— Exercise goal —
List each line holding the string "несовершеннолетнему".

§

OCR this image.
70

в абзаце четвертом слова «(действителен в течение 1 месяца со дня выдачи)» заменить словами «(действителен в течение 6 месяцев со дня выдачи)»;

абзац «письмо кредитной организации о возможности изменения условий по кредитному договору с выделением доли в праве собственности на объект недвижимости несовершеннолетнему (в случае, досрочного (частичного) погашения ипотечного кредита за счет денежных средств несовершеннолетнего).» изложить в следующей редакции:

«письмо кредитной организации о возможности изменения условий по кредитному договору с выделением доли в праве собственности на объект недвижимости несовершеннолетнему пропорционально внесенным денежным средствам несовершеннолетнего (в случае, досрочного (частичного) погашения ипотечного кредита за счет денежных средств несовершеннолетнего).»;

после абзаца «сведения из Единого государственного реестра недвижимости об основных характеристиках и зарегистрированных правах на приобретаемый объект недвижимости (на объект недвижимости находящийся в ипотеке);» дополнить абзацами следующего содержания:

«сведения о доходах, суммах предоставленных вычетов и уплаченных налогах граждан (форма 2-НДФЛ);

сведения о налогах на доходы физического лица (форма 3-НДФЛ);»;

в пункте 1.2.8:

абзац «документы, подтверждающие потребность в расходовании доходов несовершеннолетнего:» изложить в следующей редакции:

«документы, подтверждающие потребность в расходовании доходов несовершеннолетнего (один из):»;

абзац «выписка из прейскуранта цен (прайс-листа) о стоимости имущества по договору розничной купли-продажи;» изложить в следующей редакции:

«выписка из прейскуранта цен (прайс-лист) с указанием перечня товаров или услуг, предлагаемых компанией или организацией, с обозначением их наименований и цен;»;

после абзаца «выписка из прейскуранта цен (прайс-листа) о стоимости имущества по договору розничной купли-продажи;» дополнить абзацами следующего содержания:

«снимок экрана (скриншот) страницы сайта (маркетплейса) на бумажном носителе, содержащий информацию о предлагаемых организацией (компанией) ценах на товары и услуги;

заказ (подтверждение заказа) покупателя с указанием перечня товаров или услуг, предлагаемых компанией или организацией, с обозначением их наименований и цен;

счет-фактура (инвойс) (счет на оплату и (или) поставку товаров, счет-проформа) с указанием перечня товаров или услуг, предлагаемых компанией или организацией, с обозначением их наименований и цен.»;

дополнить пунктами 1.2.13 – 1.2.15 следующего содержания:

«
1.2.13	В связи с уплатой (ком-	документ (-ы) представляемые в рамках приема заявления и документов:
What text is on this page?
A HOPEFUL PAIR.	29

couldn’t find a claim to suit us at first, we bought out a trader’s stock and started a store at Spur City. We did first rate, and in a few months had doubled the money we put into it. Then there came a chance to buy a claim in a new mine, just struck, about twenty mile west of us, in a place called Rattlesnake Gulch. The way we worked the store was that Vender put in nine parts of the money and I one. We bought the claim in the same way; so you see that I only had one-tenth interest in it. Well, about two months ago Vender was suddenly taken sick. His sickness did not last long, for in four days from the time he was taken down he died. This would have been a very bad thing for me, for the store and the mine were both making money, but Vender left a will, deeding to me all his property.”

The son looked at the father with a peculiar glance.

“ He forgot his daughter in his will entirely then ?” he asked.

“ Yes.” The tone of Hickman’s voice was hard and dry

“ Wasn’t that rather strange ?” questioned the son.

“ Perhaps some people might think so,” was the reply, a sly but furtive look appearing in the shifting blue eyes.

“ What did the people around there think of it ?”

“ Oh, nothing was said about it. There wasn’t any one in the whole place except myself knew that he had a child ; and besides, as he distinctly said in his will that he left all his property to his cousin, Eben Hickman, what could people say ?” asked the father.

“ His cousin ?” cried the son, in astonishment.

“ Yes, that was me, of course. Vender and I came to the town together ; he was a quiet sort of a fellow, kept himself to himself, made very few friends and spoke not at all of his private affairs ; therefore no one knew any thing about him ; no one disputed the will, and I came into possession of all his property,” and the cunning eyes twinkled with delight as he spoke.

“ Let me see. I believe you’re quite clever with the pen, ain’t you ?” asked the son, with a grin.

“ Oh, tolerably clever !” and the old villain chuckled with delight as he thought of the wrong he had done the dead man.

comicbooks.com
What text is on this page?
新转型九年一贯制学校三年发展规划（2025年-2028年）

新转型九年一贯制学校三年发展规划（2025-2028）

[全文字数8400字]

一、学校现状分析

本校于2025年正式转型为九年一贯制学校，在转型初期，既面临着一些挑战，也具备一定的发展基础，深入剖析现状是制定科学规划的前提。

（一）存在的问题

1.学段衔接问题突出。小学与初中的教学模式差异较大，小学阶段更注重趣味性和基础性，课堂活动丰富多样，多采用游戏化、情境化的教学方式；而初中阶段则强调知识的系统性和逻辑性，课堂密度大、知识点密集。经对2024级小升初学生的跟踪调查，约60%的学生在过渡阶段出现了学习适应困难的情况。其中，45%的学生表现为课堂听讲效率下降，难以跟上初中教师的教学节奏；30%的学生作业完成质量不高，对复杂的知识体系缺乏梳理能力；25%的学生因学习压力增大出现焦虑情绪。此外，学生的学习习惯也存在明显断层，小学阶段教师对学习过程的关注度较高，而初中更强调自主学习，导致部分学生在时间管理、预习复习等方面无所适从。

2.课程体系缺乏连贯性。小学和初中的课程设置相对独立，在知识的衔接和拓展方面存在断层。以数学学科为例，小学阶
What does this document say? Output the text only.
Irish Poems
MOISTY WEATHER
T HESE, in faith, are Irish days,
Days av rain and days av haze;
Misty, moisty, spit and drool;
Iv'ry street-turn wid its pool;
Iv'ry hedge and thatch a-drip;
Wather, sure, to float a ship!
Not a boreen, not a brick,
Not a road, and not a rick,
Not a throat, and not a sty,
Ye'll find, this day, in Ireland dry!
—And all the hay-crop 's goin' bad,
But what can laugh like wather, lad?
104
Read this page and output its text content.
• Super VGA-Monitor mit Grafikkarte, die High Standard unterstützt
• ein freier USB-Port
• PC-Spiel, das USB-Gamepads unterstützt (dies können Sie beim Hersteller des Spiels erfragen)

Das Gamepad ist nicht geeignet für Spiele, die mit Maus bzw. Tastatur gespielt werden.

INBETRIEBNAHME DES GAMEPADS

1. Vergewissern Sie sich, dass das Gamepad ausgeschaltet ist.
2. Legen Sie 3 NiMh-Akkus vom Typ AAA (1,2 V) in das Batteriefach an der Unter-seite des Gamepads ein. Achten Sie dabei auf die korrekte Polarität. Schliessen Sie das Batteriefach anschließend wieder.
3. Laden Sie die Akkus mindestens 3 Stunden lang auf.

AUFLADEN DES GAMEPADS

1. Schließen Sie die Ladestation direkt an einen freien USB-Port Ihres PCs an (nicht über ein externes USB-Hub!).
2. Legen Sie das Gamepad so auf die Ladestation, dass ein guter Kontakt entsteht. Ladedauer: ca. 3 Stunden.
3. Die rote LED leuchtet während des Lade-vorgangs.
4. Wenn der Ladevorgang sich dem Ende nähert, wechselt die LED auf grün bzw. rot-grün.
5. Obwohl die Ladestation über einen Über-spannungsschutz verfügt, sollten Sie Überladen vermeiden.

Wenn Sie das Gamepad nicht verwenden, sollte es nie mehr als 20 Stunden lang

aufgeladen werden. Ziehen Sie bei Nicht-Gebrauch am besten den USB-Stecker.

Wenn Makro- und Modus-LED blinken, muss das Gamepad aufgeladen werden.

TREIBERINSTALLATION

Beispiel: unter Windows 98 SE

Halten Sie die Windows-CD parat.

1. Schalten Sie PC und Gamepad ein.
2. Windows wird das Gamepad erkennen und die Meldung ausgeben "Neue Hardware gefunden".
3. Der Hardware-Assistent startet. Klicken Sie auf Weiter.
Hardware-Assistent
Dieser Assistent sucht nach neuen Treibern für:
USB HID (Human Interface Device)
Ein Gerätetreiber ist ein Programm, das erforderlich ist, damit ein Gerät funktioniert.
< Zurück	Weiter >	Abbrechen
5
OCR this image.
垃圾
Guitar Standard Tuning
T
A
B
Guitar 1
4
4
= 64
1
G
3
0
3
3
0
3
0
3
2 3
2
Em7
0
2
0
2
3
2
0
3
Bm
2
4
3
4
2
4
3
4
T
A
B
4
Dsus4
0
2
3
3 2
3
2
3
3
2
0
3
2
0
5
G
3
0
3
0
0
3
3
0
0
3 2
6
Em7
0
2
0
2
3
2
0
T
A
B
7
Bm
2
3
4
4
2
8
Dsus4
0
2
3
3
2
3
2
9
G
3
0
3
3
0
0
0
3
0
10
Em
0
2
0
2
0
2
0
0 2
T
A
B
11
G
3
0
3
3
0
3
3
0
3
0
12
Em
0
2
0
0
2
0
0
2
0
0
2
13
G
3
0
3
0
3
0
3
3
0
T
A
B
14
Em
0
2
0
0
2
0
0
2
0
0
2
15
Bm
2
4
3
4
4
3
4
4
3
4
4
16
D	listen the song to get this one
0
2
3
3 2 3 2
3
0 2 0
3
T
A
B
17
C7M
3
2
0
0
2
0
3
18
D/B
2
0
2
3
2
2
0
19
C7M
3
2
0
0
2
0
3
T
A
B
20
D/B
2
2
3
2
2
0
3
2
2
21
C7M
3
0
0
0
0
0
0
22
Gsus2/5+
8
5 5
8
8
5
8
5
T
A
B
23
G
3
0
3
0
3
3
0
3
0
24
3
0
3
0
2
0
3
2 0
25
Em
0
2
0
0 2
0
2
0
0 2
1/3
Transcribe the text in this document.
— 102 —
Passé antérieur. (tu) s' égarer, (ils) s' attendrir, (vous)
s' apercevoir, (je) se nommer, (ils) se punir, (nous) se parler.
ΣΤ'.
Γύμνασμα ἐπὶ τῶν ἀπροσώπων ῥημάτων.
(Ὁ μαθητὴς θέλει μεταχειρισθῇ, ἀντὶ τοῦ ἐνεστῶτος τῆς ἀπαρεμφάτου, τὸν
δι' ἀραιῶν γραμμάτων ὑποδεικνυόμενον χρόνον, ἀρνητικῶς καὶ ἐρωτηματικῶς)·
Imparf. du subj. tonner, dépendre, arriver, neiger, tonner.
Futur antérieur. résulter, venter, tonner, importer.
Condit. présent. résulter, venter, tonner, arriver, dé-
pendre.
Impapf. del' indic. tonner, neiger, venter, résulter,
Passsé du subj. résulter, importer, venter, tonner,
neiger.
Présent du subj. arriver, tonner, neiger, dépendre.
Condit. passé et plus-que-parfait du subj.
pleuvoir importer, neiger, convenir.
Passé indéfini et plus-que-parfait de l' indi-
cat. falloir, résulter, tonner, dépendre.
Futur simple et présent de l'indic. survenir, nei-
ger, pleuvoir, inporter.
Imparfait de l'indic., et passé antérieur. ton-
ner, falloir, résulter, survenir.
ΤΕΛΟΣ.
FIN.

§

— Result of this task —
абзац «письмо кредитной организации о возможности изменения условий по кредитному договору с выделением доли в праве собственности на объект недвижимости несовершеннолетнему (в случае, досрочного (частичного) погашения ипотечного кредита за счет денежных средств несовершеннолетнего).» изложить в следующей редакции:
«письмо кредитной организации о возможности изменения условий по кредитному договору с выделением доли в праве собственности на объект недвижимости несовершеннолетнему пропорционально внесенным денежным средствам несовершеннолетнего (в случае, досрочного (частичного) погашения ипотечного кредита за счет денежных средств несовершеннолетнего).»;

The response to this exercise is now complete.